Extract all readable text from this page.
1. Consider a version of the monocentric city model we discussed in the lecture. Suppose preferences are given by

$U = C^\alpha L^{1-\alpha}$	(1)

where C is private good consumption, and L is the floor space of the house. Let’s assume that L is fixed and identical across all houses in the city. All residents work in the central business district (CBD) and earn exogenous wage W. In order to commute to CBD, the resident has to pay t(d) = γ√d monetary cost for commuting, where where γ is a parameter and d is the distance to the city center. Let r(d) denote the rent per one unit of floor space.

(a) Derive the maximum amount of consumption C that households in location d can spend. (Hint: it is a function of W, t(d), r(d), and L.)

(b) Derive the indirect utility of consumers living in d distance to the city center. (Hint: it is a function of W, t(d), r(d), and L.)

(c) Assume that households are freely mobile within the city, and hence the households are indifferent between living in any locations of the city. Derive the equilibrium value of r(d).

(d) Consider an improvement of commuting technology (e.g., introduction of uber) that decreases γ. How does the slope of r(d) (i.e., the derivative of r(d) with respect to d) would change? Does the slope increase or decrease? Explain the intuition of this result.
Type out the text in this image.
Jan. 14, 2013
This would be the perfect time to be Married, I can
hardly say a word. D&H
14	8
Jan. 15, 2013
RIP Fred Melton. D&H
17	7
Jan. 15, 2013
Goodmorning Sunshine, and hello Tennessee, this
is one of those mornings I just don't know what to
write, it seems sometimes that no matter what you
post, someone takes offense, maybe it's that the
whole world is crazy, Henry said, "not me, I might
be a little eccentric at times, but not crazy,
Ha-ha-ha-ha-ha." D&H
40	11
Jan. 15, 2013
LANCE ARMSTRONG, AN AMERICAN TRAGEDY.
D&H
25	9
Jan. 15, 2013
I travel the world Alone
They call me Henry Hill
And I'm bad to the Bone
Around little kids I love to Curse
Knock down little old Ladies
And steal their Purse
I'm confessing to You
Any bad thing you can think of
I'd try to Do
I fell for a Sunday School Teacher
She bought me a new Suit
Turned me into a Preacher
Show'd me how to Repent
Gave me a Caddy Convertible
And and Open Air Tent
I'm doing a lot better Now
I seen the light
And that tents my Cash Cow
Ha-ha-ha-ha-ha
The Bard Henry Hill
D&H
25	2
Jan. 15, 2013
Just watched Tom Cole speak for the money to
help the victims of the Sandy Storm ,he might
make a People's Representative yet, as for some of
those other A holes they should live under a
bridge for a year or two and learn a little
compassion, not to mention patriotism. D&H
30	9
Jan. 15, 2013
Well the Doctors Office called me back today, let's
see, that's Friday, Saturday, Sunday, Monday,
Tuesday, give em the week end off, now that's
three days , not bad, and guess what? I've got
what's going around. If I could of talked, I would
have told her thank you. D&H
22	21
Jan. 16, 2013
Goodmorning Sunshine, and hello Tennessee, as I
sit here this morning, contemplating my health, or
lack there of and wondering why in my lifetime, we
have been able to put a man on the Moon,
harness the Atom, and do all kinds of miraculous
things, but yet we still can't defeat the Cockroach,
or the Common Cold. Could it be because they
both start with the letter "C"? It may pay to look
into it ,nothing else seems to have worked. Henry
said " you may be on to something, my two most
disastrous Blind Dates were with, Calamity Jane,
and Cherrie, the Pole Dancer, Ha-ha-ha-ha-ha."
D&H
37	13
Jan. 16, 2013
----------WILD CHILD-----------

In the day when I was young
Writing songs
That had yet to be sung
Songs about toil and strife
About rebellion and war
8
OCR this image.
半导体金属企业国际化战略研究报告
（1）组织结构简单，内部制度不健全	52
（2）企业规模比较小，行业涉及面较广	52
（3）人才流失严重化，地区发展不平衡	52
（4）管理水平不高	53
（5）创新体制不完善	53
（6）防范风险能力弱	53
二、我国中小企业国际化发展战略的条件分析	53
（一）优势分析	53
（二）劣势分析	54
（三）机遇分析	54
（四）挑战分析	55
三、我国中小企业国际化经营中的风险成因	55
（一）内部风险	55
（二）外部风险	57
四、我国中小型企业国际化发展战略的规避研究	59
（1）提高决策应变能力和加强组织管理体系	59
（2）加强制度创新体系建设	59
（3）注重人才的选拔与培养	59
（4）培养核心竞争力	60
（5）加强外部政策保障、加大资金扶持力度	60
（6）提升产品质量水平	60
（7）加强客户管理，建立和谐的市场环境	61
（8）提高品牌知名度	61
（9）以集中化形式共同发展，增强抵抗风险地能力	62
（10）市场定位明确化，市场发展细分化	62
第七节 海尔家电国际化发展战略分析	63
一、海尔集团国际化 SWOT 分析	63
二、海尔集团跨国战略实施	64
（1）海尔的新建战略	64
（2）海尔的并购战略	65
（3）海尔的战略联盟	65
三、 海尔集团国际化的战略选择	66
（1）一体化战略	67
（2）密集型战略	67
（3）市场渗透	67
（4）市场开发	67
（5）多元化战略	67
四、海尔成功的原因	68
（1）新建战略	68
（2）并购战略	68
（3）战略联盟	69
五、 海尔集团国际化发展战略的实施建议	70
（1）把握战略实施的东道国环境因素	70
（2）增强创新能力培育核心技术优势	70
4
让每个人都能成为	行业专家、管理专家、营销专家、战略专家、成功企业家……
◆ ◆ ◆ ◆ ◆
(Exercise instructions):
Return each line of the data that contains the string "text".

(Output for this exercise):
Extract all readable text from this page.
Type out the text in this image.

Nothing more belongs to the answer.